#### PROBLEM DETAILS:
Locate each line below that includes "from" and reproduce it.

#### DATA SECTION:
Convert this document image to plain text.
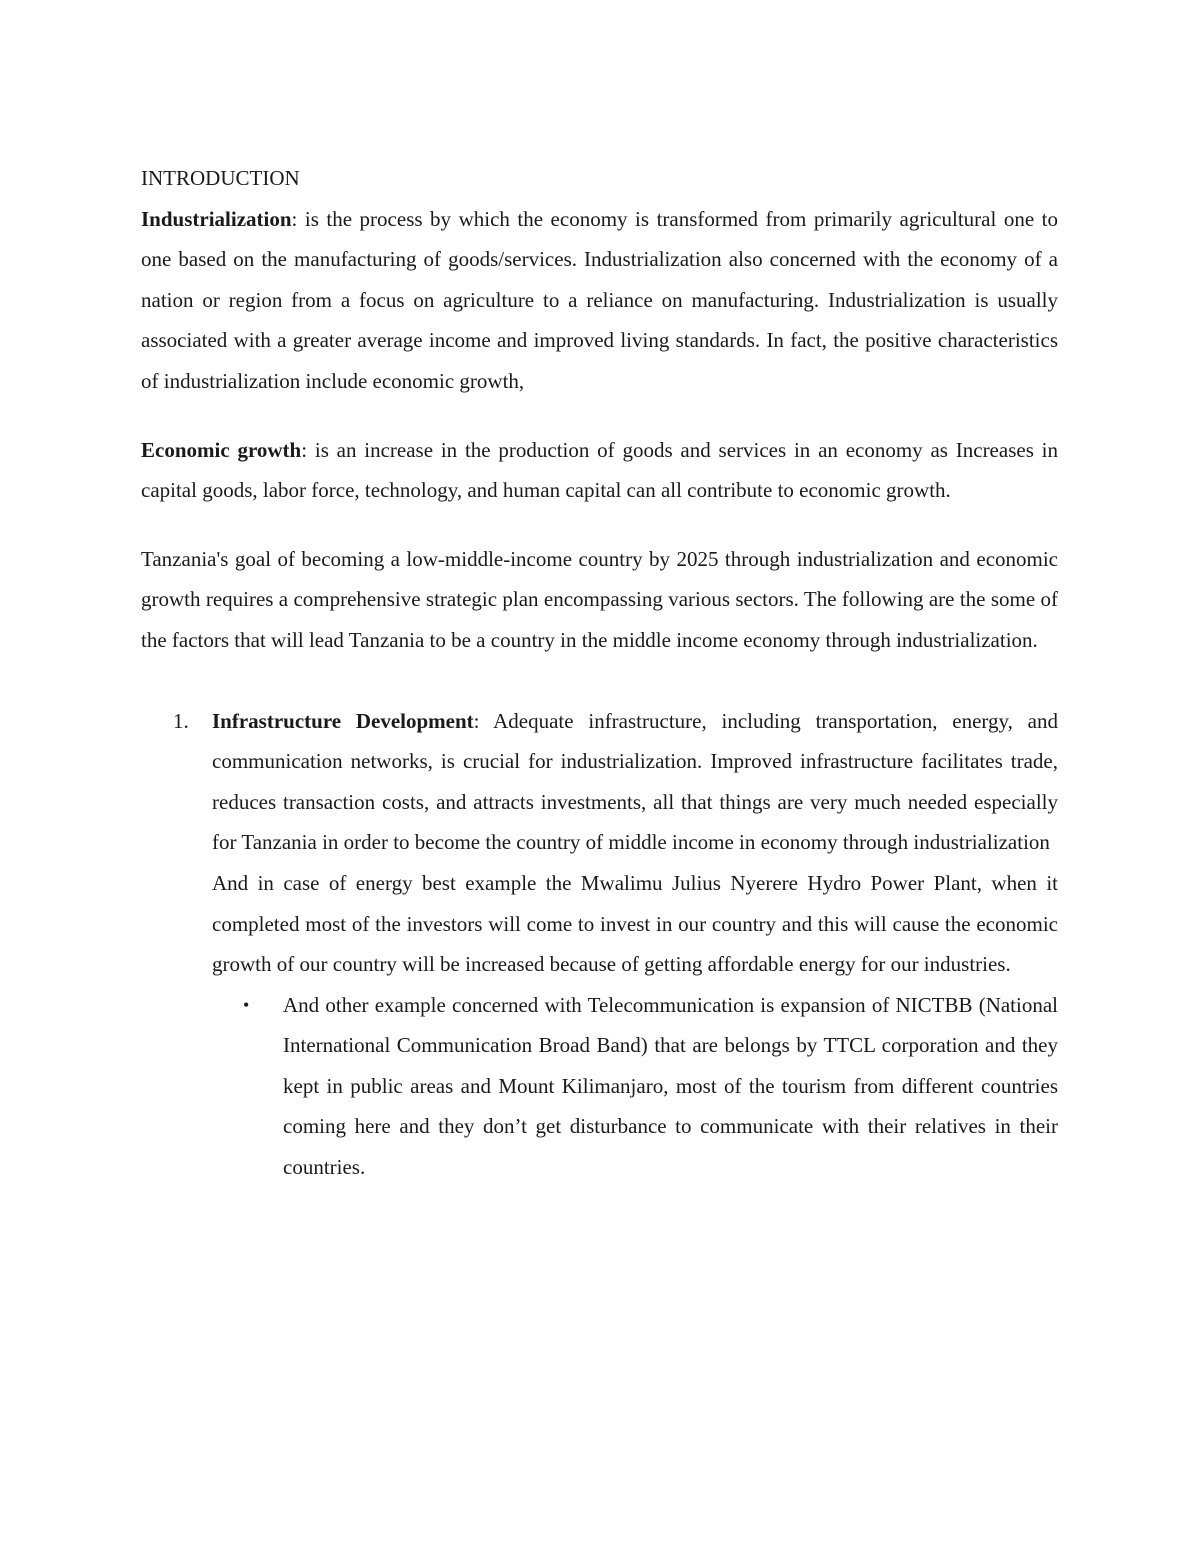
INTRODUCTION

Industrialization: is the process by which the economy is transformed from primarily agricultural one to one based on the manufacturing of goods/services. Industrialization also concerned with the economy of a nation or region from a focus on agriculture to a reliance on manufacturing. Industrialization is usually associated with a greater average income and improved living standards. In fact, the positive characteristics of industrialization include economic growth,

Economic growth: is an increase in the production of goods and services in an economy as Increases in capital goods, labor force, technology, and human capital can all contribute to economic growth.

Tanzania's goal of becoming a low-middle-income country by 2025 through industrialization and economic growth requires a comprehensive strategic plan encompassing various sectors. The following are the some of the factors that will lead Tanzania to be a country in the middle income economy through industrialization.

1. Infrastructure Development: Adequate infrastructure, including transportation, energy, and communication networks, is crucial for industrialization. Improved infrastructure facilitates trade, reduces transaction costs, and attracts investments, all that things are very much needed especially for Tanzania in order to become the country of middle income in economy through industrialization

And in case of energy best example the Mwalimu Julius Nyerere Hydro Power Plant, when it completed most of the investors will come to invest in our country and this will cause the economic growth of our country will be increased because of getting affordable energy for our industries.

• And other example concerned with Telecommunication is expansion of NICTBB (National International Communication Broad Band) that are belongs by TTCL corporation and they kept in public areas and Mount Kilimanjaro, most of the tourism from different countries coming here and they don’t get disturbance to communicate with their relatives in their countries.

==

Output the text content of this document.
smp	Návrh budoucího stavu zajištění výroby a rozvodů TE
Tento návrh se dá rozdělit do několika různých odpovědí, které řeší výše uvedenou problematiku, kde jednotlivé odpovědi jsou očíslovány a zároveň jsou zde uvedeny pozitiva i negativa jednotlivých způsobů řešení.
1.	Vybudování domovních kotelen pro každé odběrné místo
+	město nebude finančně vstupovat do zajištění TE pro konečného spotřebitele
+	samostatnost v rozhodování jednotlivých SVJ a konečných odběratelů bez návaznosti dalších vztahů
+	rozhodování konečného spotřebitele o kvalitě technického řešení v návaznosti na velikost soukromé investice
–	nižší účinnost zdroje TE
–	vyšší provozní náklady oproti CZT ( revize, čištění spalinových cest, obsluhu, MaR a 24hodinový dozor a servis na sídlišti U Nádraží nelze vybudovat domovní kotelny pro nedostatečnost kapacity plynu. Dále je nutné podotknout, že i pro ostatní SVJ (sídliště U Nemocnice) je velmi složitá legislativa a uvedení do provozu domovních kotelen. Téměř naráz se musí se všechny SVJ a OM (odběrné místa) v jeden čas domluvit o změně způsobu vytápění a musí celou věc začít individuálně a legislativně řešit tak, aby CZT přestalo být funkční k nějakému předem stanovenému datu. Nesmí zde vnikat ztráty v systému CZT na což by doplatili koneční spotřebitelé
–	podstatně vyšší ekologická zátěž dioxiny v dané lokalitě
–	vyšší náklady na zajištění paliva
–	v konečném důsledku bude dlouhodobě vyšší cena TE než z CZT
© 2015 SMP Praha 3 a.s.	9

==

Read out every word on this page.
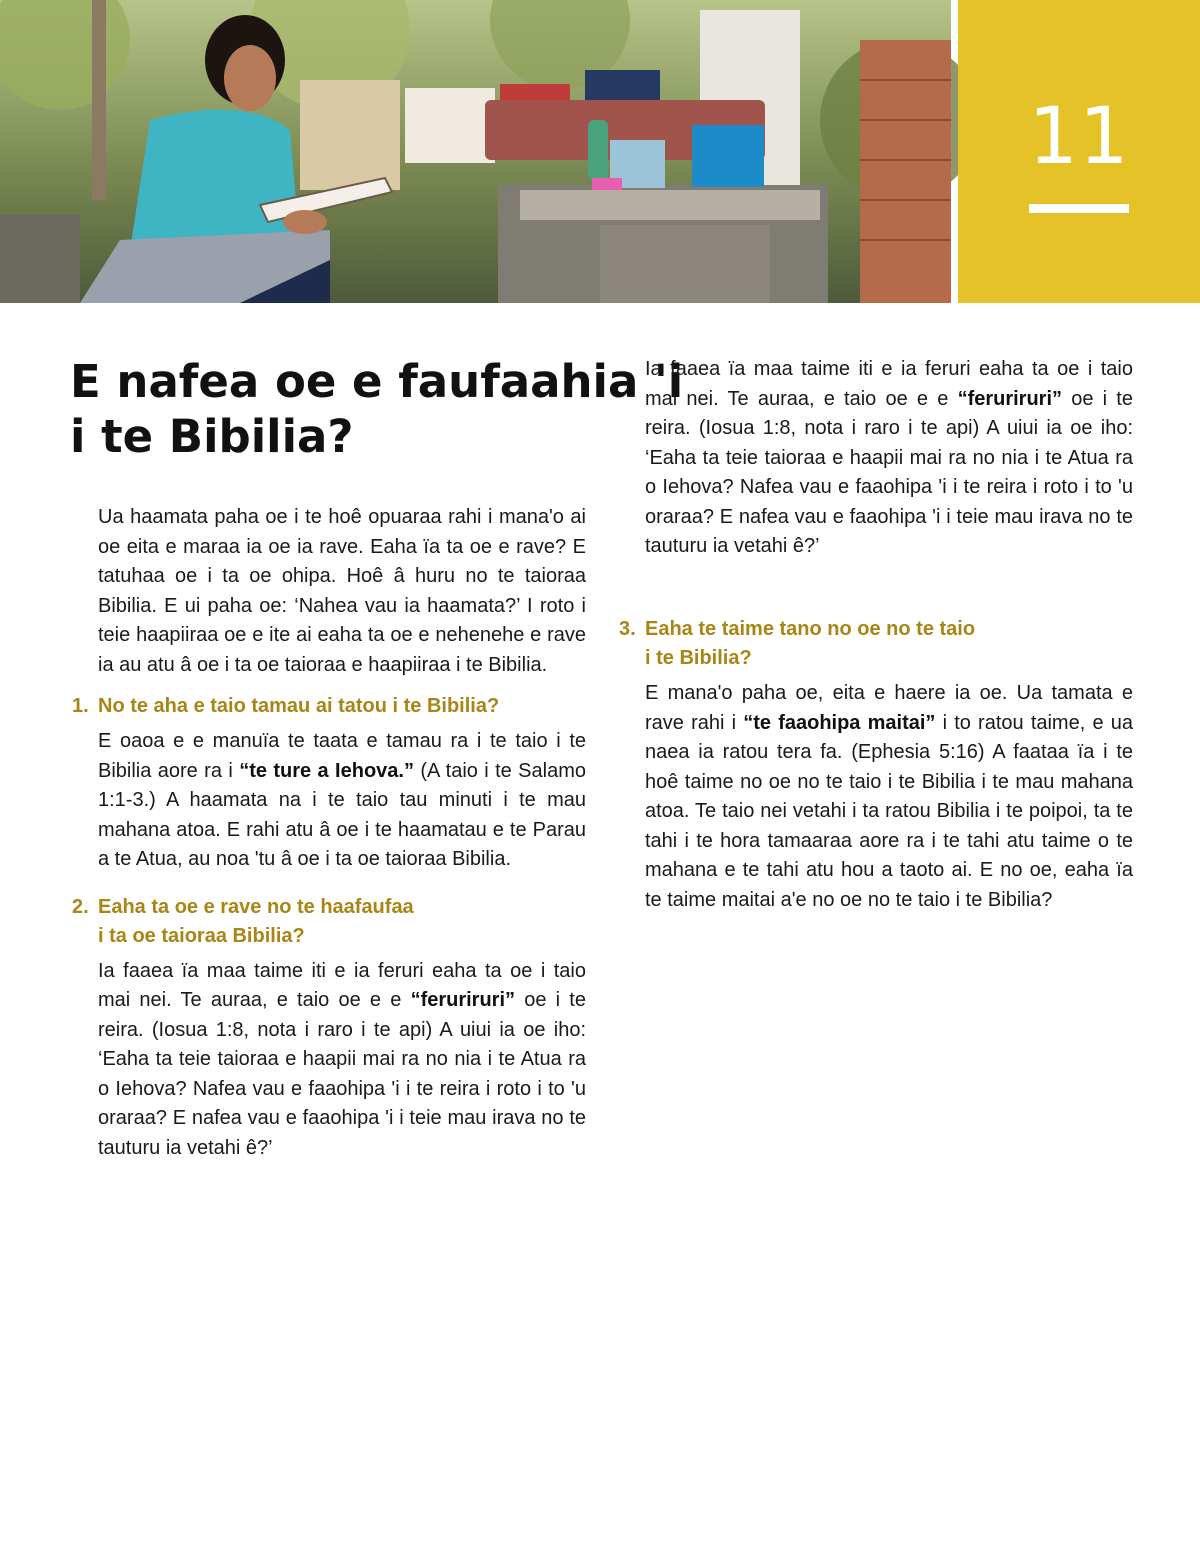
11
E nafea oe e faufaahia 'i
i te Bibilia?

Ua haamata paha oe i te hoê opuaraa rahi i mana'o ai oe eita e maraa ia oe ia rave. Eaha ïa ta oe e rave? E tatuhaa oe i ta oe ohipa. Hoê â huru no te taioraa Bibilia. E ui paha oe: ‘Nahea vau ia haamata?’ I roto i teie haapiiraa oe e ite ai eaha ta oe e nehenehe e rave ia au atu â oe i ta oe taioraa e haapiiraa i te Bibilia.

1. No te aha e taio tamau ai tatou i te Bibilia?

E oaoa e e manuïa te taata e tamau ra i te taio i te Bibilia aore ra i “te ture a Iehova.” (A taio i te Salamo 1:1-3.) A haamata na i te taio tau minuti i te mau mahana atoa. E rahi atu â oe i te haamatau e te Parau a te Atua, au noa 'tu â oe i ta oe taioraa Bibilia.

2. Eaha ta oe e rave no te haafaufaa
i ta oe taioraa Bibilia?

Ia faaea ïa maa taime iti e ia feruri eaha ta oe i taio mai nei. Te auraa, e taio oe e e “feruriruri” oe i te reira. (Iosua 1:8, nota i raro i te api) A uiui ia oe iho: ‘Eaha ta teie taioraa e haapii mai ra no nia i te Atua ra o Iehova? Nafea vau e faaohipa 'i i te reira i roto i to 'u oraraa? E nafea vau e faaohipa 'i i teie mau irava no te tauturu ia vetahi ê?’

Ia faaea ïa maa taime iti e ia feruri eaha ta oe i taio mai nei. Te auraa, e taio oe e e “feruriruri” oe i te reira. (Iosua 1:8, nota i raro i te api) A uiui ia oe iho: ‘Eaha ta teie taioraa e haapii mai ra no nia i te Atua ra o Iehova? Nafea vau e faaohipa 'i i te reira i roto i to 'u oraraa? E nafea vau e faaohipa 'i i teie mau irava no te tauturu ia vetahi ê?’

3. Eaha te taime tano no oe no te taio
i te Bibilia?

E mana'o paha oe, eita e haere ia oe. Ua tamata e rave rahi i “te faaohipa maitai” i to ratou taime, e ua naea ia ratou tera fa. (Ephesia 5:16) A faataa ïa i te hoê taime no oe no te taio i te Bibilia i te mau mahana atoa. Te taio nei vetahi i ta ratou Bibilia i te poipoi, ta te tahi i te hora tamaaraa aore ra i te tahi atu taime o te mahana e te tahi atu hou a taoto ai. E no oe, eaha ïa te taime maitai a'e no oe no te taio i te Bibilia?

#### RESULT FOR THIS TASK:
Industrialization: is the process by which the economy is transformed from primarily agricultural one to one based on the manufacturing of goods/services. Industrialization also concerned with the economy of a nation or region from a focus on agriculture to a reliance on manufacturing. Industrialization is usually associated with a greater average income and improved living standards. In fact, the positive characteristics of industrialization include economic growth,
• And other example concerned with Telecommunication is expansion of NICTBB (National International Communication Broad Band) that are belongs by TTCL corporation and they kept in public areas and Mount Kilimanjaro, most of the tourism from different countries coming here and they don’t get disturbance to communicate with their relatives in their countries.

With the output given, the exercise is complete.